• [WHAT YOU SHOULD DO]:
Leave out any picture and return the remaining listing below exactly as given.

== LISTING

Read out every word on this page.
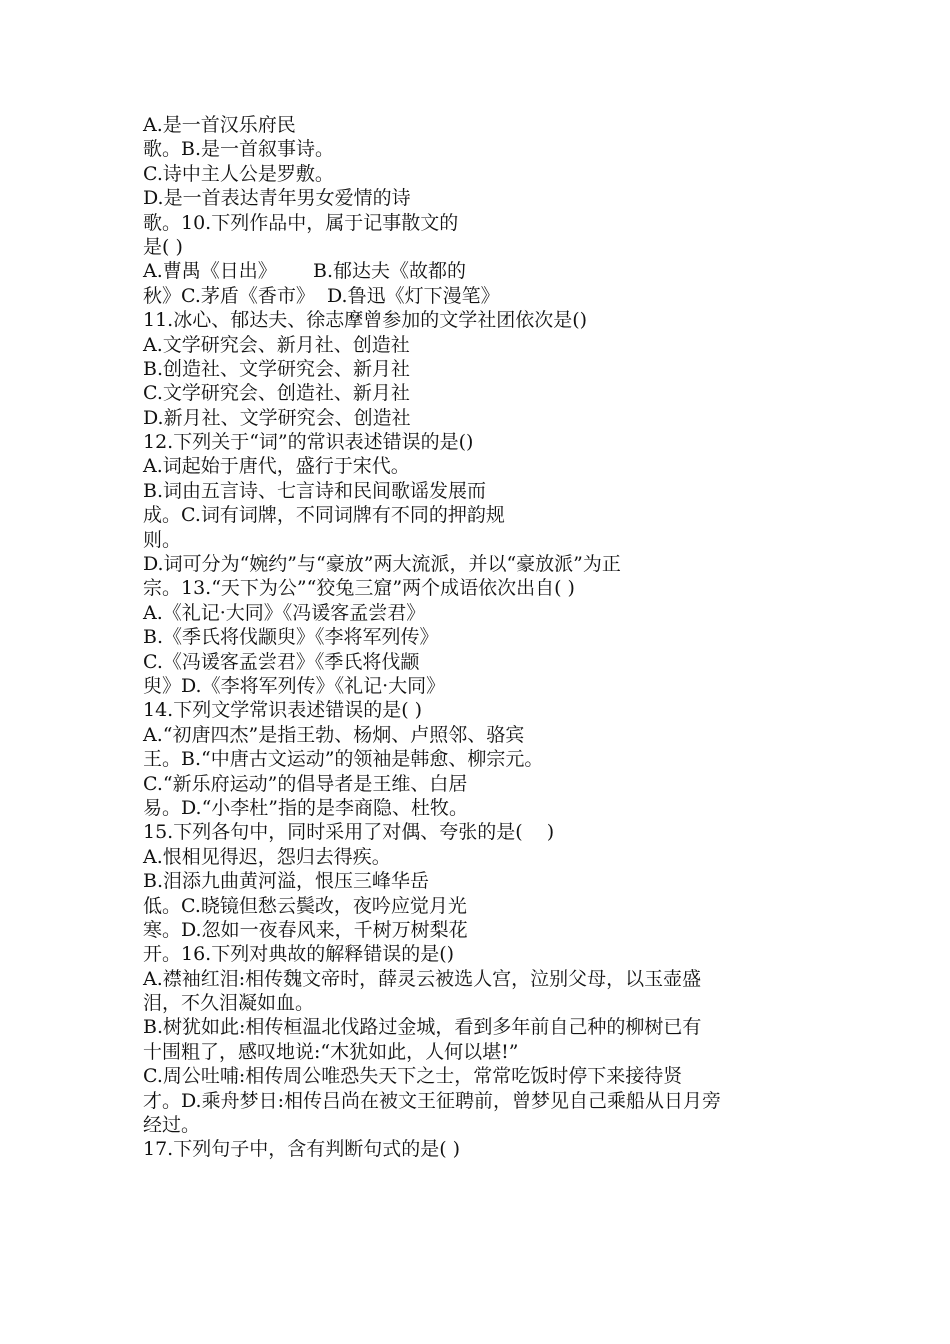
A.是一首汉乐府民
歌。B.是一首叙事诗。
C.诗中主人公是罗敷。
D.是一首表达青年男女爱情的诗
歌。10.下列作品中，属于记事散文的
是( )
A.曹禺《日出》      B.郁达夫《故都的
秋》C.茅盾《香市》  D.鲁迅《灯下漫笔》
11.冰心、郁达夫、徐志摩曾参加的文学社团依次是()
A.文学研究会、新月社、创造社
B.创造社、文学研究会、新月社
C.文学研究会、创造社、新月社
D.新月社、文学研究会、创造社
12.下列关于“词”的常识表述错误的是()
A.词起始于唐代，盛行于宋代。
B.词由五言诗、七言诗和民间歌谣发展而
成。C.词有词牌，不同词牌有不同的押韵规
则。
D.词可分为“婉约”与“豪放”两大流派，并以“豪放派”为正
宗。13.“天下为公”“狡兔三窟”两个成语依次出自( )
A.《礼记·大同》《冯谖客孟尝君》
B.《季氏将伐颛臾》《李将军列传》
C.《冯谖客孟尝君》《季氏将伐颛
臾》D.《李将军列传》《礼记·大同》
14.下列文学常识表述错误的是( )
A.“初唐四杰”是指王勃、杨炯、卢照邻、骆宾
王。B.“中唐古文运动”的领袖是韩愈、柳宗元。
C.“新乐府运动”的倡导者是王维、白居
易。D.“小李杜”指的是李商隐、杜牧。
15.下列各句中，同时采用了对偶、夸张的是(    )
A.恨相见得迟，怨归去得疾。
B.泪添九曲黄河溢，恨压三峰华岳
低。C.晓镜但愁云鬓改，夜吟应觉月光
寒。D.忽如一夜春风来，千树万树梨花
开。16.下列对典故的解释错误的是()
A.襟袖红泪:相传魏文帝时，薛灵云被选人宫，泣别父母，以玉壶盛
泪，不久泪凝如血。
B.树犹如此:相传桓温北伐路过金城，看到多年前自己种的柳树已有
十围粗了，感叹地说:“木犹如此，人何以堪!”
C.周公吐哺:相传周公唯恐失天下之士，常常吃饭时停下来接待贤
才。D.乘舟梦日:相传吕尚在被文王征聘前，曾梦见自己乘船从日月旁
经过。
17.下列句子中，含有判断句式的是( )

====

• [EXERCISE SOLUTION]:
Read out every word on this page.
A.是一首汉乐府民
歌。B.是一首叙事诗。
C.诗中主人公是罗敷。
D.是一首表达青年男女爱情的诗
歌。10.下列作品中，属于记事散文的
是( )
A.曹禺《日出》      B.郁达夫《故都的
秋》C.茅盾《香市》  D.鲁迅《灯下漫笔》
11.冰心、郁达夫、徐志摩曾参加的文学社团依次是()
A.文学研究会、新月社、创造社
B.创造社、文学研究会、新月社
C.文学研究会、创造社、新月社
D.新月社、文学研究会、创造社
12.下列关于“词”的常识表述错误的是()
A.词起始于唐代，盛行于宋代。
B.词由五言诗、七言诗和民间歌谣发展而
成。C.词有词牌，不同词牌有不同的押韵规
则。
D.词可分为“婉约”与“豪放”两大流派，并以“豪放派”为正
宗。13.“天下为公”“狡兔三窟”两个成语依次出自( )
A.《礼记·大同》《冯谖客孟尝君》
B.《季氏将伐颛臾》《李将军列传》
C.《冯谖客孟尝君》《季氏将伐颛
臾》D.《李将军列传》《礼记·大同》
14.下列文学常识表述错误的是( )
A.“初唐四杰”是指王勃、杨炯、卢照邻、骆宾
王。B.“中唐古文运动”的领袖是韩愈、柳宗元。
C.“新乐府运动”的倡导者是王维、白居
易。D.“小李杜”指的是李商隐、杜牧。
15.下列各句中，同时采用了对偶、夸张的是(    )
A.恨相见得迟，怨归去得疾。
B.泪添九曲黄河溢，恨压三峰华岳
低。C.晓镜但愁云鬓改，夜吟应觉月光
寒。D.忽如一夜春风来，千树万树梨花
开。16.下列对典故的解释错误的是()
A.襟袖红泪:相传魏文帝时，薛灵云被选人宫，泣别父母，以玉壶盛
泪，不久泪凝如血。
B.树犹如此:相传桓温北伐路过金城，看到多年前自己种的柳树已有
十围粗了，感叹地说:“木犹如此，人何以堪!”
C.周公吐哺:相传周公唯恐失天下之士，常常吃饭时停下来接待贤
才。D.乘舟梦日:相传吕尚在被文王征聘前，曾梦见自己乘船从日月旁
经过。
17.下列句子中，含有判断句式的是( )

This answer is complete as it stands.